— SET EXERCISE —
Reproduce the entries exactly.

— PROVIDED DATA —
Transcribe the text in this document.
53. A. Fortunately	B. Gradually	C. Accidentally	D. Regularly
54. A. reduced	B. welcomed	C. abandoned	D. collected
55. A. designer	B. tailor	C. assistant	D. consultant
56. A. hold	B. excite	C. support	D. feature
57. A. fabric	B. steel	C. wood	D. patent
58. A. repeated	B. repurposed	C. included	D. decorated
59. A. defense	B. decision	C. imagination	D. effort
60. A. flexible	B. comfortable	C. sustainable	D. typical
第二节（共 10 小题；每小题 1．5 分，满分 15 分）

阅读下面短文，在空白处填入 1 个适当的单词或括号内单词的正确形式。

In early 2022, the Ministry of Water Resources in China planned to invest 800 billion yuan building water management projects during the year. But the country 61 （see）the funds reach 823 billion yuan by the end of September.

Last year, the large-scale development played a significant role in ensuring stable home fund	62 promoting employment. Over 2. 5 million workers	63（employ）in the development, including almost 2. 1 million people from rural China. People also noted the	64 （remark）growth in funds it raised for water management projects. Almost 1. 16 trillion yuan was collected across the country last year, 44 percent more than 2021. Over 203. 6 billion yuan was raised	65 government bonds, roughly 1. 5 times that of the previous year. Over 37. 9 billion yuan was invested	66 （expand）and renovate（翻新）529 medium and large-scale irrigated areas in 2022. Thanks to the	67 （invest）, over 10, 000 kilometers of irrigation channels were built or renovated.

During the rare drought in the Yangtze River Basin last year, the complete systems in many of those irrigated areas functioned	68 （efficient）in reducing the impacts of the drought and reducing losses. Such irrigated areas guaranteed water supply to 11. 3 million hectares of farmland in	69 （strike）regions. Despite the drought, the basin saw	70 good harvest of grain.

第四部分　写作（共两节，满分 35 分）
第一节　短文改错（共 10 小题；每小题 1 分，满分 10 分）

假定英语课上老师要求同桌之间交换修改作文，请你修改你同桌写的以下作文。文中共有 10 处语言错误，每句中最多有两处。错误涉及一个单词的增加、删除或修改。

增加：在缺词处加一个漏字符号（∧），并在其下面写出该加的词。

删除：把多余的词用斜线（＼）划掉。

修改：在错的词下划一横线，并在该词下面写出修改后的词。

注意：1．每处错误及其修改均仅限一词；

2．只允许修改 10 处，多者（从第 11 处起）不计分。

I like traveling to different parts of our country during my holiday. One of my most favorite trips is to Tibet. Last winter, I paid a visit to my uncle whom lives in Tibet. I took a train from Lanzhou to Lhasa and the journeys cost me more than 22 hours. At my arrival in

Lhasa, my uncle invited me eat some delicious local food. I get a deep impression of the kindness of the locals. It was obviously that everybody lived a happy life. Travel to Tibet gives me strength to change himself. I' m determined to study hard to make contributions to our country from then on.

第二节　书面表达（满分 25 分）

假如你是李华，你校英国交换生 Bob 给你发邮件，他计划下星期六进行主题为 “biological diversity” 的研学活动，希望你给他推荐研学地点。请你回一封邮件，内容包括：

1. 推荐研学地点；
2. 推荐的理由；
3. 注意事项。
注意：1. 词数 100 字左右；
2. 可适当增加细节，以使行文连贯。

— TASK OUTPUT —
Transcribe the text in this document.
53. A. Fortunately	B. Gradually	C. Accidentally	D. Regularly
54. A. reduced	B. welcomed	C. abandoned	D. collected
55. A. designer	B. tailor	C. assistant	D. consultant
56. A. hold	B. excite	C. support	D. feature
57. A. fabric	B. steel	C. wood	D. patent
58. A. repeated	B. repurposed	C. included	D. decorated
59. A. defense	B. decision	C. imagination	D. effort
60. A. flexible	B. comfortable	C. sustainable	D. typical
第二节（共 10 小题；每小题 1．5 分，满分 15 分）

阅读下面短文，在空白处填入 1 个适当的单词或括号内单词的正确形式。

In early 2022, the Ministry of Water Resources in China planned to invest 800 billion yuan building water management projects during the year. But the country 61 （see）the funds reach 823 billion yuan by the end of September.

Last year, the large-scale development played a significant role in ensuring stable home fund	62 promoting employment. Over 2. 5 million workers	63（employ）in the development, including almost 2. 1 million people from rural China. People also noted the	64 （remark）growth in funds it raised for water management projects. Almost 1. 16 trillion yuan was collected across the country last year, 44 percent more than 2021. Over 203. 6 billion yuan was raised	65 government bonds, roughly 1. 5 times that of the previous year. Over 37. 9 billion yuan was invested	66 （expand）and renovate（翻新）529 medium and large-scale irrigated areas in 2022. Thanks to the	67 （invest）, over 10, 000 kilometers of irrigation channels were built or renovated.

During the rare drought in the Yangtze River Basin last year, the complete systems in many of those irrigated areas functioned	68 （efficient）in reducing the impacts of the drought and reducing losses. Such irrigated areas guaranteed water supply to 11. 3 million hectares of farmland in	69 （strike）regions. Despite the drought, the basin saw	70 good harvest of grain.

第四部分　写作（共两节，满分 35 分）
第一节　短文改错（共 10 小题；每小题 1 分，满分 10 分）

假定英语课上老师要求同桌之间交换修改作文，请你修改你同桌写的以下作文。文中共有 10 处语言错误，每句中最多有两处。错误涉及一个单词的增加、删除或修改。

增加：在缺词处加一个漏字符号（∧），并在其下面写出该加的词。

删除：把多余的词用斜线（＼）划掉。

修改：在错的词下划一横线，并在该词下面写出修改后的词。

注意：1．每处错误及其修改均仅限一词；

2．只允许修改 10 处，多者（从第 11 处起）不计分。

I like traveling to different parts of our country during my holiday. One of my most favorite trips is to Tibet. Last winter, I paid a visit to my uncle whom lives in Tibet. I took a train from Lanzhou to Lhasa and the journeys cost me more than 22 hours. At my arrival in

Lhasa, my uncle invited me eat some delicious local food. I get a deep impression of the kindness of the locals. It was obviously that everybody lived a happy life. Travel to Tibet gives me strength to change himself. I' m determined to study hard to make contributions to our country from then on.

第二节　书面表达（满分 25 分）

假如你是李华，你校英国交换生 Bob 给你发邮件，他计划下星期六进行主题为 “biological diversity” 的研学活动，希望你给他推荐研学地点。请你回一封邮件，内容包括：

1. 推荐研学地点；
2. 推荐的理由；
3. 注意事项。
注意：1. 词数 100 字左右；
2. 可适当增加细节，以使行文连贯。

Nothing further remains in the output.